> EXERCISE BRIEF: Set each entry down verbatim, omitting images.

====

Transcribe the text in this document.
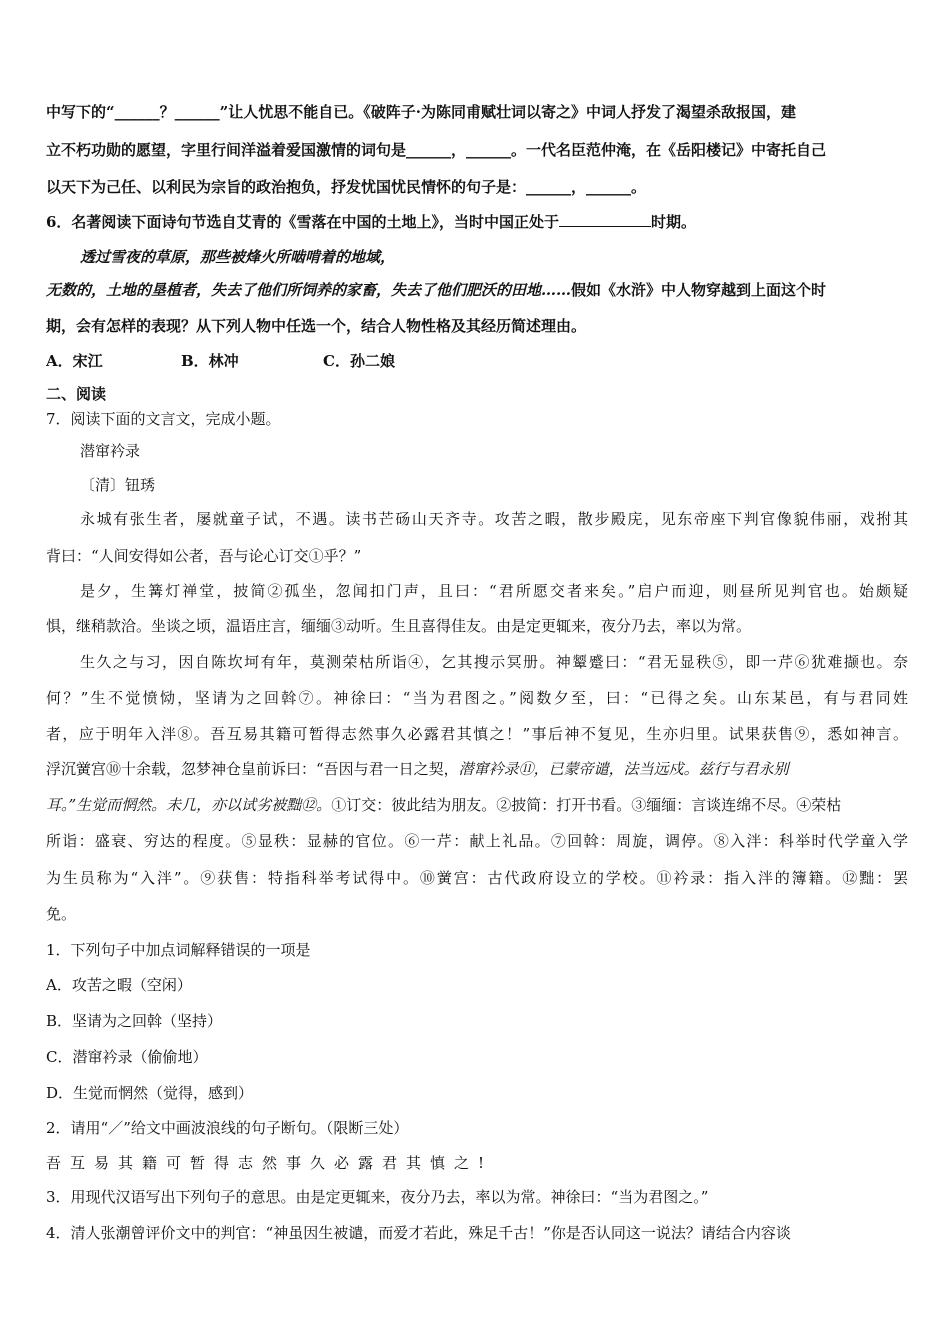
中写下的“______？______”让人忧思不能自已。《破阵子·为陈同甫赋壮词以寄之》中词人抒发了渴望杀敌报国，建
立不朽功勋的愿望，字里行间洋溢着爱国激情的词句是______，______。一代名臣范仲淹，在《岳阳楼记》中寄托自己
以天下为己任、以利民为宗旨的政治抱负，抒发忧国忧民情怀的句子是：______，______。
6．名著阅读下面诗句节选自艾青的《雪落在中国的土地上》，当时中国正处于	时期。
透过雪夜的草原，那些被烽火所啮啃着的地域，
无数的，土地的垦植者，失去了他们所饲养的家畜，失去了他们肥沃的田地……假如《水浒》中人物穿越到上面这个时
期，会有怎样的表现？从下列人物中任选一个，结合人物性格及其经历简述理由。
A．宋江	B．林冲	C．孙二娘
二、阅读
7．阅读下面的文言文，完成小题。
潜窜衿录
〔清〕钮琇
永城有张生者，屡就童子试，不遇。读书芒砀山天齐寺。攻苦之暇，散步殿庑，见东帝座下判官像貌伟丽，戏拊其
背曰：“人间安得如公者，吾与论心订交①乎？”
是夕，生篝灯禅堂，披简②孤坐，忽闻扣门声，且曰：“君所愿交者来矣。”启户而迎，则昼所见判官也。始颇疑
惧，继稍款洽。坐谈之顷，温语庄言，缅缅③动听。生且喜得佳友。由是定更辄来，夜分乃去，率以为常。
生久之与习，因自陈坎坷有年，莫测荣枯所诣④，乞其搜示冥册。神颦蹙曰：“君无显秩⑤，即一芹⑥犹难撷也。奈
何？”生不觉愤恸，坚请为之回斡⑦。神徐曰：“当为君图之。”阅数夕至，曰：“已得之矣。山东某邑，有与君同姓
者，应于明年入泮⑧。吾互易其籍可暂得志然事久必露君其慎之！”事后神不复见，生亦归里。试果获售⑨，悉如神言。
浮沉黉宫⑩十余载，忽梦神仓皇前诉曰：“吾因与君一日之契，潜窜衿录⑪，已蒙帝谴，法当远戍。兹行与君永别
耳。”生觉而惘然。未几，亦以试劣被黜⑫。①订交：彼此结为朋友。②披简：打开书看。③缅缅：言谈连绵不尽。④荣枯
所诣：盛衰、穷达的程度。⑤显秩：显赫的官位。⑥一芹：献上礼品。⑦回斡：周旋，调停。⑧入泮：科举时代学童入学
为生员称为“入泮”。⑨获售：特指科举考试得中。⑩黉宫：古代政府设立的学校。⑪衿录：指入泮的簿籍。⑫黜：罢
免。
1．下列句子中加点词解释错误的一项是
A．攻苦之暇（空闲）
B．坚请为之回斡（坚持）
C．潜窜衿录（偷偷地）
D．生觉而惘然（觉得，感到）
2．请用“／”给文中画波浪线的句子断句。（限断三处）
吾互易其籍可暂得志然事久必露君其慎之!
3．用现代汉语写出下列句子的意思。由是定更辄来，夜分乃去，率以为常。神徐曰：“当为君图之。”
4．清人张潮曾评价文中的判官：“神虽因生被谴，而爱才若此，殊足千古！”你是否认同这一说法？请结合内容谈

====

> RESPONSE TO THE EXERCISE:
Transcribe the text in this document.
中写下的“______？______”让人忧思不能自已。《破阵子·为陈同甫赋壮词以寄之》中词人抒发了渴望杀敌报国，建
立不朽功勋的愿望，字里行间洋溢着爱国激情的词句是______，______。一代名臣范仲淹，在《岳阳楼记》中寄托自己
以天下为己任、以利民为宗旨的政治抱负，抒发忧国忧民情怀的句子是：______，______。
6．名著阅读下面诗句节选自艾青的《雪落在中国的土地上》，当时中国正处于	时期。
透过雪夜的草原，那些被烽火所啮啃着的地域，
无数的，土地的垦植者，失去了他们所饲养的家畜，失去了他们肥沃的田地……假如《水浒》中人物穿越到上面这个时
期，会有怎样的表现？从下列人物中任选一个，结合人物性格及其经历简述理由。
A．宋江	B．林冲	C．孙二娘
二、阅读
7．阅读下面的文言文，完成小题。
潜窜衿录
〔清〕钮琇
永城有张生者，屡就童子试，不遇。读书芒砀山天齐寺。攻苦之暇，散步殿庑，见东帝座下判官像貌伟丽，戏拊其
背曰：“人间安得如公者，吾与论心订交①乎？”
是夕，生篝灯禅堂，披简②孤坐，忽闻扣门声，且曰：“君所愿交者来矣。”启户而迎，则昼所见判官也。始颇疑
惧，继稍款洽。坐谈之顷，温语庄言，缅缅③动听。生且喜得佳友。由是定更辄来，夜分乃去，率以为常。
生久之与习，因自陈坎坷有年，莫测荣枯所诣④，乞其搜示冥册。神颦蹙曰：“君无显秩⑤，即一芹⑥犹难撷也。奈
何？”生不觉愤恸，坚请为之回斡⑦。神徐曰：“当为君图之。”阅数夕至，曰：“已得之矣。山东某邑，有与君同姓
者，应于明年入泮⑧。吾互易其籍可暂得志然事久必露君其慎之！”事后神不复见，生亦归里。试果获售⑨，悉如神言。
浮沉黉宫⑩十余载，忽梦神仓皇前诉曰：“吾因与君一日之契，潜窜衿录⑪，已蒙帝谴，法当远戍。兹行与君永别
耳。”生觉而惘然。未几，亦以试劣被黜⑫。①订交：彼此结为朋友。②披简：打开书看。③缅缅：言谈连绵不尽。④荣枯
所诣：盛衰、穷达的程度。⑤显秩：显赫的官位。⑥一芹：献上礼品。⑦回斡：周旋，调停。⑧入泮：科举时代学童入学
为生员称为“入泮”。⑨获售：特指科举考试得中。⑩黉宫：古代政府设立的学校。⑪衿录：指入泮的簿籍。⑫黜：罢
免。
1．下列句子中加点词解释错误的一项是
A．攻苦之暇（空闲）
B．坚请为之回斡（坚持）
C．潜窜衿录（偷偷地）
D．生觉而惘然（觉得，感到）
2．请用“／”给文中画波浪线的句子断句。（限断三处）
吾互易其籍可暂得志然事久必露君其慎之!
3．用现代汉语写出下列句子的意思。由是定更辄来，夜分乃去，率以为常。神徐曰：“当为君图之。”
4．清人张潮曾评价文中的判官：“神虽因生被谴，而爱才若此，殊足千古！”你是否认同这一说法？请结合内容谈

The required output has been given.